Exercise objective:
Every line of the material is to be quoted verbatim, minus the pictures.

(Data records)
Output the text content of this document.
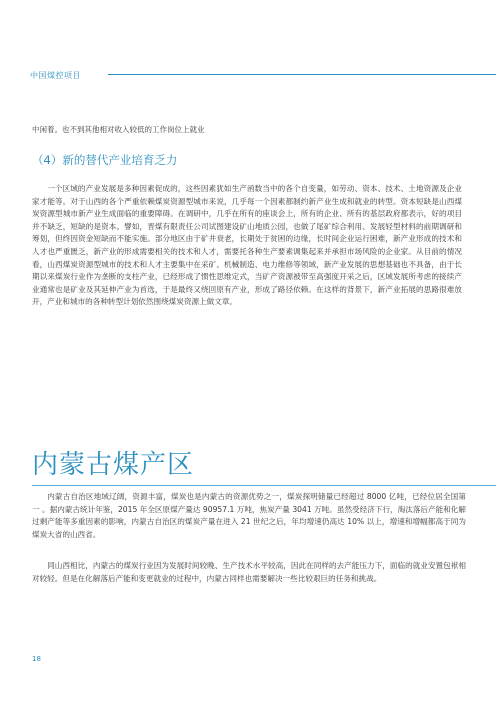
中国煤控项目

中闲着。也不到其他相对收入较低的工作岗位上就业

（4）新的替代产业培育乏力

一个区域的产业发展是多种因素促成的，这些因素犹如生产函数当中的各个自变量，如劳动、资本、技术、土地资源及企业家才能等。对于山西的各个严重依赖煤炭资源型城市来说，几乎每一个因素都制约新产业生成和就业的转型。资本短缺是山西煤炭资源型城市新产业生成面临的重要障碍。在调研中，几乎在所有的座谈会上，所有的企业、所有的基层政府都表示，好的项目并不缺乏，短缺的是资本。譬如，晋煤有限责任公司试图建设矿山地质公园，也做了尾矿综合利用、发展轻型材料的前期调研和筹划，但终因资金短缺而不能实施。部分地区由于矿井衰老，长期处于贫困的边缘，长时间企业运行困难，新产业形成的技术和人才也严重匮乏，新产业的形成需要相关的技术和人才，需要托各种生产要素调集起来并承担市场风险的企业家。从目前的情况看，山西煤炭资源型城市的技术和人才主要集中在采矿、机械制造、电力维修等领域，新产业发展的思想基础也不具备，由于长期以来煤炭行业作为垄断的支柱产业，已经形成了惯性思维定式，当矿产资源被带至高强度开采之后，区域发展所考虑的接续产业通常也是矿业及其延伸产业为首选，于是最终又绕回原有产业，形成了路径依赖。在这样的背景下，新产业拓展的思路很难放开，产业和城市的各种转型计划依然围绕煤炭资源上做文章。

内蒙古煤产区

内蒙古自治区地域辽阔，资源丰富，煤炭也是内蒙古的资源优势之一，煤炭探明储量已经超过 8000 亿吨，已经位居全国第一 。据内蒙古统计年鉴，2015 年全区原煤产量达 90957.1 万吨，焦炭产量 3041 万吨。虽然受经济下行，淘汰落后产能和化解过剩产能等多重因素的影响，内蒙古自治区的煤炭产量在进入 21 世纪之后，年均增速仍高达 10% 以上，增速和增幅都高于同为煤炭大省的山西省。

同山西相比，内蒙古的煤炭行业因为发展时间较晚、生产技术水平较高，因此在同样的去产能压力下，面临的就业安置包袱相对较轻。但是在化解落后产能和变更就业的过程中，内蒙古同样也需要解决一些比较艰巨的任务和挑战。

18
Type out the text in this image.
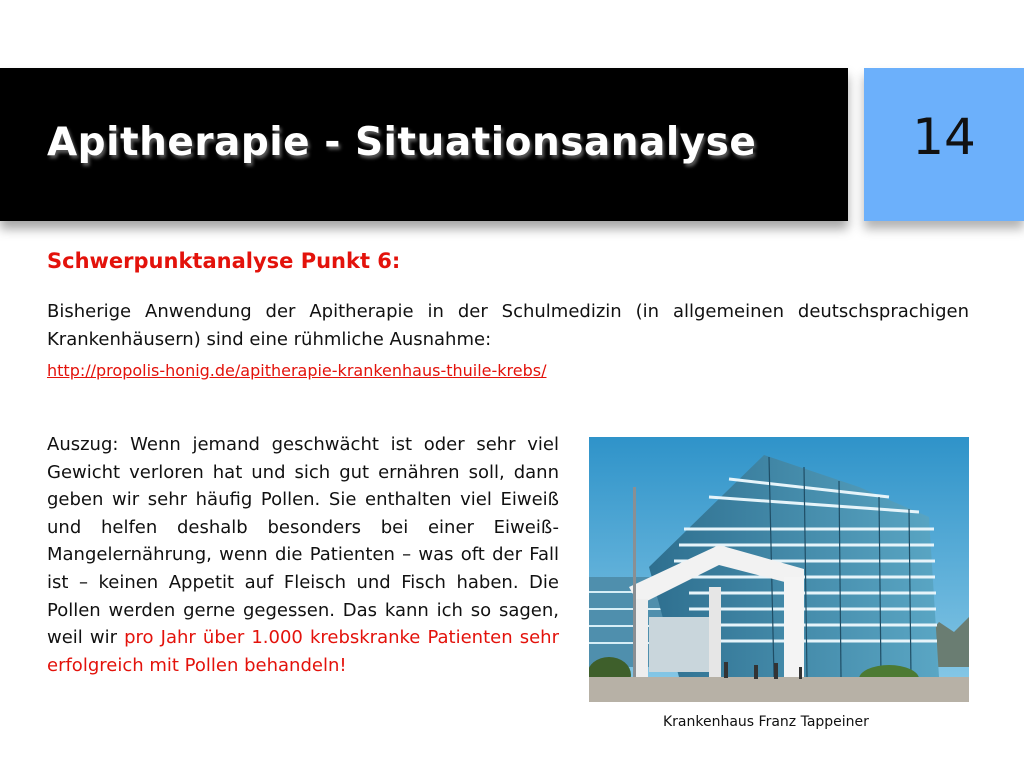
Apitherapie - Situationsanalyse	14
Schwerpunktanalyse Punkt 6:
Bisherige Anwendung der Apitherapie in der Schulmedizin (in allgemeinen deutschsprachigen Krankenhäusern) sind eine rühmliche Ausnahme:
http://propolis-honig.de/apitherapie-krankenhaus-thuile-krebs/
Auszug: Wenn jemand geschwächt ist oder sehr viel Gewicht verloren hat und sich gut ernähren soll, dann geben wir sehr häufig Pollen. Sie enthalten viel Eiweiß und helfen deshalb besonders bei einer Eiweiß-Mangelernährung, wenn die Patienten – was oft der Fall ist – keinen Appetit auf Fleisch und Fisch haben. Die Pollen werden gerne gegessen. Das kann ich so sagen, weil wir pro Jahr über 1.000 krebskranke Patienten sehr erfolgreich mit Pollen behandeln!
Krankenhaus Franz Tappeiner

Solution below:
Output the text content of this document.
中国煤控项目

中闲着。也不到其他相对收入较低的工作岗位上就业

（4）新的替代产业培育乏力

一个区域的产业发展是多种因素促成的，这些因素犹如生产函数当中的各个自变量，如劳动、资本、技术、土地资源及企业家才能等。对于山西的各个严重依赖煤炭资源型城市来说，几乎每一个因素都制约新产业生成和就业的转型。资本短缺是山西煤炭资源型城市新产业生成面临的重要障碍。在调研中，几乎在所有的座谈会上，所有的企业、所有的基层政府都表示，好的项目并不缺乏，短缺的是资本。譬如，晋煤有限责任公司试图建设矿山地质公园，也做了尾矿综合利用、发展轻型材料的前期调研和筹划，但终因资金短缺而不能实施。部分地区由于矿井衰老，长期处于贫困的边缘，长时间企业运行困难，新产业形成的技术和人才也严重匮乏，新产业的形成需要相关的技术和人才，需要托各种生产要素调集起来并承担市场风险的企业家。从目前的情况看，山西煤炭资源型城市的技术和人才主要集中在采矿、机械制造、电力维修等领域，新产业发展的思想基础也不具备，由于长期以来煤炭行业作为垄断的支柱产业，已经形成了惯性思维定式，当矿产资源被带至高强度开采之后，区域发展所考虑的接续产业通常也是矿业及其延伸产业为首选，于是最终又绕回原有产业，形成了路径依赖。在这样的背景下，新产业拓展的思路很难放开，产业和城市的各种转型计划依然围绕煤炭资源上做文章。

内蒙古煤产区

内蒙古自治区地域辽阔，资源丰富，煤炭也是内蒙古的资源优势之一，煤炭探明储量已经超过 8000 亿吨，已经位居全国第一 。据内蒙古统计年鉴，2015 年全区原煤产量达 90957.1 万吨，焦炭产量 3041 万吨。虽然受经济下行，淘汰落后产能和化解过剩产能等多重因素的影响，内蒙古自治区的煤炭产量在进入 21 世纪之后，年均增速仍高达 10% 以上，增速和增幅都高于同为煤炭大省的山西省。

同山西相比，内蒙古的煤炭行业因为发展时间较晚、生产技术水平较高，因此在同样的去产能压力下，面临的就业安置包袱相对较轻。但是在化解落后产能和变更就业的过程中，内蒙古同样也需要解决一些比较艰巨的任务和挑战。

18
Type out the text in this image.
Apitherapie - Situationsanalyse	14
Schwerpunktanalyse Punkt 6:
Bisherige Anwendung der Apitherapie in der Schulmedizin (in allgemeinen deutschsprachigen Krankenhäusern) sind eine rühmliche Ausnahme:
http://propolis-honig.de/apitherapie-krankenhaus-thuile-krebs/
Auszug: Wenn jemand geschwächt ist oder sehr viel Gewicht verloren hat und sich gut ernähren soll, dann geben wir sehr häufig Pollen. Sie enthalten viel Eiweiß und helfen deshalb besonders bei einer Eiweiß-Mangelernährung, wenn die Patienten – was oft der Fall ist – keinen Appetit auf Fleisch und Fisch haben. Die Pollen werden gerne gegessen. Das kann ich so sagen, weil wir pro Jahr über 1.000 krebskranke Patienten sehr erfolgreich mit Pollen behandeln!
Krankenhaus Franz Tappeiner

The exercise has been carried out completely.